** Work instructions **
Can you repeat these lines exactly?

** Available data **
++++++++++++++++++++

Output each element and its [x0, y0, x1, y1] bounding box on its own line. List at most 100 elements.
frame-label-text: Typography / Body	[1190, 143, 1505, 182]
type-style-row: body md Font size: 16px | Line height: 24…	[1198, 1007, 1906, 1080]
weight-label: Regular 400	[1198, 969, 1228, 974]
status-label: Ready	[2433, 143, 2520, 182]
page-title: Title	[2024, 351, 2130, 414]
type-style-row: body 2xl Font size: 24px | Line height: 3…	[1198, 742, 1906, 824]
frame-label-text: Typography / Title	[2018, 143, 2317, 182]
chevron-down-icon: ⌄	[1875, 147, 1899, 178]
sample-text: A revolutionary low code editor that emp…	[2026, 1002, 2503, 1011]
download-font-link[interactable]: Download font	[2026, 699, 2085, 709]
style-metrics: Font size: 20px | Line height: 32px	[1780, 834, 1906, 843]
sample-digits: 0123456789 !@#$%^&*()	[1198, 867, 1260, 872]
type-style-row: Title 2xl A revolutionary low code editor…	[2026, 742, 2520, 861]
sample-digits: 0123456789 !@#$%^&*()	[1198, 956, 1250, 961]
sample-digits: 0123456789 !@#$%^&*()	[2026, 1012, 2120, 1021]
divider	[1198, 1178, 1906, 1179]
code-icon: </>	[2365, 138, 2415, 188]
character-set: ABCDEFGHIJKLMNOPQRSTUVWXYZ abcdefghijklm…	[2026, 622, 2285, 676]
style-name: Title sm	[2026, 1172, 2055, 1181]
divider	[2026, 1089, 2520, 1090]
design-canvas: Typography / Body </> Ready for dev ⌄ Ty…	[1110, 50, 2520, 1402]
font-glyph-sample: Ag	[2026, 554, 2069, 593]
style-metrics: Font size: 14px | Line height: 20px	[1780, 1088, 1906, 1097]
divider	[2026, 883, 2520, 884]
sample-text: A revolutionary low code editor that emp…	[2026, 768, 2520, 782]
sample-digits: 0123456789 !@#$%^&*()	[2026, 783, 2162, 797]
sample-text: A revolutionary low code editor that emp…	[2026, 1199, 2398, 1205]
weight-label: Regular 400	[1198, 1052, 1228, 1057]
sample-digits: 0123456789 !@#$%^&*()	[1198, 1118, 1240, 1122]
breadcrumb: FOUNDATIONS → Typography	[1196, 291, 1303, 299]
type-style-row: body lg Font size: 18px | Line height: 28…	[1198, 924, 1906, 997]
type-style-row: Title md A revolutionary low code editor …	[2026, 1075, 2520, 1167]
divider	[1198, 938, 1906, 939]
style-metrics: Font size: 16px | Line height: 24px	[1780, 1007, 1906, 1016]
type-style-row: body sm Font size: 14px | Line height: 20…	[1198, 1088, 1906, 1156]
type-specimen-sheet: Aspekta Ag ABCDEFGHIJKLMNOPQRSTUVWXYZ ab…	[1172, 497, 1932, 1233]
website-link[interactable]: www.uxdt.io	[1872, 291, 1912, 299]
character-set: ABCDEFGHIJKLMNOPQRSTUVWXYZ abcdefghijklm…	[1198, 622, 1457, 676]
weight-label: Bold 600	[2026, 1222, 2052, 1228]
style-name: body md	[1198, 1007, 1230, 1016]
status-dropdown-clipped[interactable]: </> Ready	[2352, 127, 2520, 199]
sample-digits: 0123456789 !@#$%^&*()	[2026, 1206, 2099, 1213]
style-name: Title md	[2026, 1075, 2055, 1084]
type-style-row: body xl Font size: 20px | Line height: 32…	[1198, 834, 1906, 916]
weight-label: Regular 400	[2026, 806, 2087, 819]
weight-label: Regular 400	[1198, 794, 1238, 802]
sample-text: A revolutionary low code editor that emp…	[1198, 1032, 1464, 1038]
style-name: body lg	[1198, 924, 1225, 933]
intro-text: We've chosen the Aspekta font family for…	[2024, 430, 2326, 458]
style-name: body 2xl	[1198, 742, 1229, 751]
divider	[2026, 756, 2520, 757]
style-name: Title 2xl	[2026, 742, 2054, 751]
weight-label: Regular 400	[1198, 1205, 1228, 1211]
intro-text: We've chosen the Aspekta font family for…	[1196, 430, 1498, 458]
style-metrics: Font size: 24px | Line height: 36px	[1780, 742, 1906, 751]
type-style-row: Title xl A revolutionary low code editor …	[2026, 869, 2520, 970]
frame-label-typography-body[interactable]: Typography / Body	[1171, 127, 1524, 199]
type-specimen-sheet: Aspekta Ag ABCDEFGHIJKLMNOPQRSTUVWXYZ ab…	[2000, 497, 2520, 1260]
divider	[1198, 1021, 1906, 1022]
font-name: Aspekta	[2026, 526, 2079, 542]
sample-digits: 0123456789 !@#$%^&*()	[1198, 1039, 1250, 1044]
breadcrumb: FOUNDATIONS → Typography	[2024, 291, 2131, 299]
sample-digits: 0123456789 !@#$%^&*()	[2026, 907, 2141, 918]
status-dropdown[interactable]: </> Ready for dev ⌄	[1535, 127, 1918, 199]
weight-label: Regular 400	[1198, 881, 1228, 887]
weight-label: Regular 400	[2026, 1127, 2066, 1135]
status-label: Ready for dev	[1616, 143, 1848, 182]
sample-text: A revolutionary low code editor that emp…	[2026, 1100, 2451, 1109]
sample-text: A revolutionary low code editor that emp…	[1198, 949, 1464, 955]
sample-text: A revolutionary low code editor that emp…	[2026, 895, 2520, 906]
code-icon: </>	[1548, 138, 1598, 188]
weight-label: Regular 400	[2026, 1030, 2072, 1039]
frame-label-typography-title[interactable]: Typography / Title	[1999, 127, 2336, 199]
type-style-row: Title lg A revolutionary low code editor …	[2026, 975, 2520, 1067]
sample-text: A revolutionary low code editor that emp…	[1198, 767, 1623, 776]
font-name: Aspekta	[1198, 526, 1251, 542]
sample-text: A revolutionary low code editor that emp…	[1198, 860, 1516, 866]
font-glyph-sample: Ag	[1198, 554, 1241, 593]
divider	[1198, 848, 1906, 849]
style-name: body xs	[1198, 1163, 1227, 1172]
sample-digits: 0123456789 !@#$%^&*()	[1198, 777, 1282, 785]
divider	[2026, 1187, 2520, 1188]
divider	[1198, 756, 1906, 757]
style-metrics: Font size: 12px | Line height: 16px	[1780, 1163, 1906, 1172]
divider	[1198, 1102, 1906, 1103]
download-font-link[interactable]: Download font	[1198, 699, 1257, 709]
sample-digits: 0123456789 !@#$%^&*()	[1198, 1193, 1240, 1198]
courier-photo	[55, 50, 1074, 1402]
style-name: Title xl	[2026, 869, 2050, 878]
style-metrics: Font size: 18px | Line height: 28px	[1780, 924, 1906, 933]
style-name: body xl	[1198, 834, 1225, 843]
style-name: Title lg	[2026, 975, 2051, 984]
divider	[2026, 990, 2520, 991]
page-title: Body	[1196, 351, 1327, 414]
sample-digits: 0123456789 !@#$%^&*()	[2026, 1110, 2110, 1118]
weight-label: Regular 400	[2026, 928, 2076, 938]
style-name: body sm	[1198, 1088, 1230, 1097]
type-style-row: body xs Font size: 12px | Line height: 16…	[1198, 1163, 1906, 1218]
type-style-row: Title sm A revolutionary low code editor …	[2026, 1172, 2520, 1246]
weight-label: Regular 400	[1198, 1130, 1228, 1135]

++++++++++++++++++++

** Task result **
Output each element and its [x0, y0, x1, y1] bounding box on its own line. List at most 100 elements.
frame-label-text: Typography / Body	[1190, 143, 1505, 182]
type-style-row: body md Font size: 16px | Line height: 24…	[1198, 1007, 1906, 1080]
weight-label: Regular 400	[1198, 969, 1228, 974]
status-label: Ready	[2433, 143, 2520, 182]
page-title: Title	[2024, 351, 2130, 414]
type-style-row: body 2xl Font size: 24px | Line height: 3…	[1198, 742, 1906, 824]
frame-label-text: Typography / Title	[2018, 143, 2317, 182]
chevron-down-icon: ⌄	[1875, 147, 1899, 178]
sample-text: A revolutionary low code editor that emp…	[2026, 1002, 2503, 1011]
download-font-link[interactable]: Download font	[2026, 699, 2085, 709]
style-metrics: Font size: 20px | Line height: 32px	[1780, 834, 1906, 843]
sample-digits: 0123456789 !@#$%^&*()	[1198, 867, 1260, 872]
type-style-row: Title 2xl A revolutionary low code editor…	[2026, 742, 2520, 861]
sample-digits: 0123456789 !@#$%^&*()	[1198, 956, 1250, 961]
sample-digits: 0123456789 !@#$%^&*()	[2026, 1012, 2120, 1021]
divider	[1198, 1178, 1906, 1179]
code-icon: </>	[2365, 138, 2415, 188]
character-set: ABCDEFGHIJKLMNOPQRSTUVWXYZ abcdefghijklm…	[2026, 622, 2285, 676]
style-name: Title sm	[2026, 1172, 2055, 1181]
divider	[2026, 1089, 2520, 1090]
design-canvas: Typography / Body </> Ready for dev ⌄ Ty…	[1110, 50, 2520, 1402]
font-glyph-sample: Ag	[2026, 554, 2069, 593]
style-metrics: Font size: 14px | Line height: 20px	[1780, 1088, 1906, 1097]
divider	[2026, 883, 2520, 884]
sample-text: A revolutionary low code editor that emp…	[2026, 768, 2520, 782]
sample-digits: 0123456789 !@#$%^&*()	[2026, 783, 2162, 797]
sample-text: A revolutionary low code editor that emp…	[2026, 1199, 2398, 1205]
weight-label: Regular 400	[1198, 1052, 1228, 1057]
sample-digits: 0123456789 !@#$%^&*()	[1198, 1118, 1240, 1122]
breadcrumb: FOUNDATIONS → Typography	[1196, 291, 1303, 299]
type-style-row: body lg Font size: 18px | Line height: 28…	[1198, 924, 1906, 997]
type-style-row: Title md A revolutionary low code editor …	[2026, 1075, 2520, 1167]
divider	[1198, 938, 1906, 939]
style-metrics: Font size: 16px | Line height: 24px	[1780, 1007, 1906, 1016]
type-style-row: body sm Font size: 14px | Line height: 20…	[1198, 1088, 1906, 1156]
type-specimen-sheet: Aspekta Ag ABCDEFGHIJKLMNOPQRSTUVWXYZ ab…	[1172, 497, 1932, 1233]
website-link[interactable]: www.uxdt.io	[1872, 291, 1912, 299]
character-set: ABCDEFGHIJKLMNOPQRSTUVWXYZ abcdefghijklm…	[1198, 622, 1457, 676]
weight-label: Bold 600	[2026, 1222, 2052, 1228]
style-name: body md	[1198, 1007, 1230, 1016]
status-dropdown-clipped[interactable]: </> Ready	[2352, 127, 2520, 199]
sample-digits: 0123456789 !@#$%^&*()	[2026, 1206, 2099, 1213]
style-name: Title md	[2026, 1075, 2055, 1084]
type-style-row: body xl Font size: 20px | Line height: 32…	[1198, 834, 1906, 916]
weight-label: Regular 400	[2026, 806, 2087, 819]
weight-label: Regular 400	[1198, 794, 1238, 802]
sample-text: A revolutionary low code editor that emp…	[1198, 1032, 1464, 1038]
style-name: body lg	[1198, 924, 1225, 933]
intro-text: We've chosen the Aspekta font family for…	[2024, 430, 2326, 458]
style-name: body 2xl	[1198, 742, 1229, 751]
divider	[2026, 756, 2520, 757]
style-name: Title 2xl	[2026, 742, 2054, 751]
weight-label: Regular 400	[1198, 1205, 1228, 1211]
intro-text: We've chosen the Aspekta font family for…	[1196, 430, 1498, 458]
style-metrics: Font size: 24px | Line height: 36px	[1780, 742, 1906, 751]
type-style-row: Title xl A revolutionary low code editor …	[2026, 869, 2520, 970]
frame-label-typography-body[interactable]: Typography / Body	[1171, 127, 1524, 199]
type-specimen-sheet: Aspekta Ag ABCDEFGHIJKLMNOPQRSTUVWXYZ ab…	[2000, 497, 2520, 1260]
divider	[1198, 1021, 1906, 1022]
font-name: Aspekta	[2026, 526, 2079, 542]
sample-digits: 0123456789 !@#$%^&*()	[1198, 1039, 1250, 1044]
breadcrumb: FOUNDATIONS → Typography	[2024, 291, 2131, 299]
sample-digits: 0123456789 !@#$%^&*()	[2026, 907, 2141, 918]
status-dropdown[interactable]: </> Ready for dev ⌄	[1535, 127, 1918, 199]
weight-label: Regular 400	[1198, 881, 1228, 887]
weight-label: Regular 400	[2026, 1127, 2066, 1135]
status-label: Ready for dev	[1616, 143, 1848, 182]
sample-text: A revolutionary low code editor that emp…	[2026, 1100, 2451, 1109]
sample-text: A revolutionary low code editor that emp…	[1198, 949, 1464, 955]
sample-text: A revolutionary low code editor that emp…	[2026, 895, 2520, 906]
code-icon: </>	[1548, 138, 1598, 188]
weight-label: Regular 400	[2026, 1030, 2072, 1039]
frame-label-typography-title[interactable]: Typography / Title	[1999, 127, 2336, 199]
type-style-row: Title lg A revolutionary low code editor …	[2026, 975, 2520, 1067]
sample-text: A revolutionary low code editor that emp…	[1198, 767, 1623, 776]
font-name: Aspekta	[1198, 526, 1251, 542]
sample-text: A revolutionary low code editor that emp…	[1198, 860, 1516, 866]
font-glyph-sample: Ag	[1198, 554, 1241, 593]
divider	[1198, 848, 1906, 849]
style-name: body xs	[1198, 1163, 1227, 1172]
sample-digits: 0123456789 !@#$%^&*()	[1198, 777, 1282, 785]
divider	[2026, 1187, 2520, 1188]
divider	[1198, 756, 1906, 757]
style-metrics: Font size: 12px | Line height: 16px	[1780, 1163, 1906, 1172]
divider	[1198, 1102, 1906, 1103]
download-font-link[interactable]: Download font	[1198, 699, 1257, 709]
sample-digits: 0123456789 !@#$%^&*()	[1198, 1193, 1240, 1198]
courier-photo	[55, 50, 1074, 1402]
style-name: Title xl	[2026, 869, 2050, 878]
style-metrics: Font size: 18px | Line height: 28px	[1780, 924, 1906, 933]
style-name: body xl	[1198, 834, 1225, 843]
style-name: Title lg	[2026, 975, 2051, 984]
divider	[2026, 990, 2520, 991]
page-title: Body	[1196, 351, 1327, 414]
sample-digits: 0123456789 !@#$%^&*()	[2026, 1110, 2110, 1118]
weight-label: Regular 400	[2026, 928, 2076, 938]
style-name: body sm	[1198, 1088, 1230, 1097]
type-style-row: body xs Font size: 12px | Line height: 16…	[1198, 1163, 1906, 1218]
type-style-row: Title sm A revolutionary low code editor …	[2026, 1172, 2520, 1246]
weight-label: Regular 400	[1198, 1130, 1228, 1135]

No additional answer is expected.